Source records
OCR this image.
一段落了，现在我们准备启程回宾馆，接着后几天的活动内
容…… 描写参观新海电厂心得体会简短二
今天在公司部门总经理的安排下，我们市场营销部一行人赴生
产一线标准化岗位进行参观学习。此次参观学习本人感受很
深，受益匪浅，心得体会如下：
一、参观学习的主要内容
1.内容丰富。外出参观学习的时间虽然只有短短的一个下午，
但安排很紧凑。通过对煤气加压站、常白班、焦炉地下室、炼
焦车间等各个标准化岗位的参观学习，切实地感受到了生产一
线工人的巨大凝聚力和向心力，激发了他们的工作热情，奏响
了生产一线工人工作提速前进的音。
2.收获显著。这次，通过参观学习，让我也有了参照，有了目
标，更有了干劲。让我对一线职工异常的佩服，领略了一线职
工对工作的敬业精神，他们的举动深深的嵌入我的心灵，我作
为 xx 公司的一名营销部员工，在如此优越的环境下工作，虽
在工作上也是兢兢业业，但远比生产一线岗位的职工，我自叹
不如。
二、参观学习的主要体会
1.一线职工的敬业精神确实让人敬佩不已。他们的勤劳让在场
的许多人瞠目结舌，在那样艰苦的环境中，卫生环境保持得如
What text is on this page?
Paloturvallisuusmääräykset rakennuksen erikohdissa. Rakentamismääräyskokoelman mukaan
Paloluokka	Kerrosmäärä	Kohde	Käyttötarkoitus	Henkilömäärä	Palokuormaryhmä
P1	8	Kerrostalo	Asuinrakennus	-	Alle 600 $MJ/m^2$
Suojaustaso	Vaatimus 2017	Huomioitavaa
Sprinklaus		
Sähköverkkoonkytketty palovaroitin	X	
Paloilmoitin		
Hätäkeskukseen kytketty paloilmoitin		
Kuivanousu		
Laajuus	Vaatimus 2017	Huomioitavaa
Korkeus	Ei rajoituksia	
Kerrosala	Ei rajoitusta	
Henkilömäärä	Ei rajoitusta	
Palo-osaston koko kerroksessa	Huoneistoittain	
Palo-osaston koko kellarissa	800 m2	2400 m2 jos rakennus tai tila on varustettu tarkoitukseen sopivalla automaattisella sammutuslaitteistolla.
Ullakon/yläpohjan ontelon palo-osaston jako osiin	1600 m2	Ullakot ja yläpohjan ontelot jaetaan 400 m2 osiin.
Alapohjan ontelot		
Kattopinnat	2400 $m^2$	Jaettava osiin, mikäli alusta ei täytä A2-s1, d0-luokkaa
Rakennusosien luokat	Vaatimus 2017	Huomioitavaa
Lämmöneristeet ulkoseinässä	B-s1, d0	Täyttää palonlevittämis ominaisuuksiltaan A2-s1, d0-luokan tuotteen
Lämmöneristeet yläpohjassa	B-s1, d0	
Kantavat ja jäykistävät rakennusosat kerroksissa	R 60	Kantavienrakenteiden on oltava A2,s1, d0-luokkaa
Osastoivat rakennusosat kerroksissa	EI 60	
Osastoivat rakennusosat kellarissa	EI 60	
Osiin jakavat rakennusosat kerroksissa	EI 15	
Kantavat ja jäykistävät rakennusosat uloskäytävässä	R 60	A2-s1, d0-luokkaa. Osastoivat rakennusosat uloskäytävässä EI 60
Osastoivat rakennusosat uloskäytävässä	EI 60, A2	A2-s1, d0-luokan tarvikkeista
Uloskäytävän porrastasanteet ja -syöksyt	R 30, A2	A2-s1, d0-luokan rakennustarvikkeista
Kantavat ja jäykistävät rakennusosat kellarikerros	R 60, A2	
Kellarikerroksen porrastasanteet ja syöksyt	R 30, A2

▸ **PROBLEM TO SOLVE**
Write the whole listing out again. Keep every line exactly as it is.

▸ **EXERCISE ANSWER**
OCR this image.
一段落了，现在我们准备启程回宾馆，接着后几天的活动内
容…… 描写参观新海电厂心得体会简短二
今天在公司部门总经理的安排下，我们市场营销部一行人赴生
产一线标准化岗位进行参观学习。此次参观学习本人感受很
深，受益匪浅，心得体会如下：
一、参观学习的主要内容
1.内容丰富。外出参观学习的时间虽然只有短短的一个下午，
但安排很紧凑。通过对煤气加压站、常白班、焦炉地下室、炼
焦车间等各个标准化岗位的参观学习，切实地感受到了生产一
线工人的巨大凝聚力和向心力，激发了他们的工作热情，奏响
了生产一线工人工作提速前进的音。
2.收获显著。这次，通过参观学习，让我也有了参照，有了目
标，更有了干劲。让我对一线职工异常的佩服，领略了一线职
工对工作的敬业精神，他们的举动深深的嵌入我的心灵，我作
为 xx 公司的一名营销部员工，在如此优越的环境下工作，虽
在工作上也是兢兢业业，但远比生产一线岗位的职工，我自叹
不如。
二、参观学习的主要体会
1.一线职工的敬业精神确实让人敬佩不已。他们的勤劳让在场
的许多人瞠目结舌，在那样艰苦的环境中，卫生环境保持得如
What text is on this page?
Paloturvallisuusmääräykset rakennuksen erikohdissa. Rakentamismääräyskokoelman mukaan
Paloluokka	Kerrosmäärä	Kohde	Käyttötarkoitus	Henkilömäärä	Palokuormaryhmä
P1	8	Kerrostalo	Asuinrakennus	-	Alle 600 $MJ/m^2$
Suojaustaso	Vaatimus 2017	Huomioitavaa
Sprinklaus		
Sähköverkkoonkytketty palovaroitin	X	
Paloilmoitin		
Hätäkeskukseen kytketty paloilmoitin		
Kuivanousu		
Laajuus	Vaatimus 2017	Huomioitavaa
Korkeus	Ei rajoituksia	
Kerrosala	Ei rajoitusta	
Henkilömäärä	Ei rajoitusta	
Palo-osaston koko kerroksessa	Huoneistoittain	
Palo-osaston koko kellarissa	800 m2	2400 m2 jos rakennus tai tila on varustettu tarkoitukseen sopivalla automaattisella sammutuslaitteistolla.
Ullakon/yläpohjan ontelon palo-osaston jako osiin	1600 m2	Ullakot ja yläpohjan ontelot jaetaan 400 m2 osiin.
Alapohjan ontelot		
Kattopinnat	2400 $m^2$	Jaettava osiin, mikäli alusta ei täytä A2-s1, d0-luokkaa
Rakennusosien luokat	Vaatimus 2017	Huomioitavaa
Lämmöneristeet ulkoseinässä	B-s1, d0	Täyttää palonlevittämis ominaisuuksiltaan A2-s1, d0-luokan tuotteen
Lämmöneristeet yläpohjassa	B-s1, d0	
Kantavat ja jäykistävät rakennusosat kerroksissa	R 60	Kantavienrakenteiden on oltava A2,s1, d0-luokkaa
Osastoivat rakennusosat kerroksissa	EI 60	
Osastoivat rakennusosat kellarissa	EI 60	
Osiin jakavat rakennusosat kerroksissa	EI 15	
Kantavat ja jäykistävät rakennusosat uloskäytävässä	R 60	A2-s1, d0-luokkaa. Osastoivat rakennusosat uloskäytävässä EI 60
Osastoivat rakennusosat uloskäytävässä	EI 60, A2	A2-s1, d0-luokan tarvikkeista
Uloskäytävän porrastasanteet ja -syöksyt	R 30, A2	A2-s1, d0-luokan rakennustarvikkeista
Kantavat ja jäykistävät rakennusosat kellarikerros	R 60, A2	
Kellarikerroksen porrastasanteet ja syöksyt	R 30, A2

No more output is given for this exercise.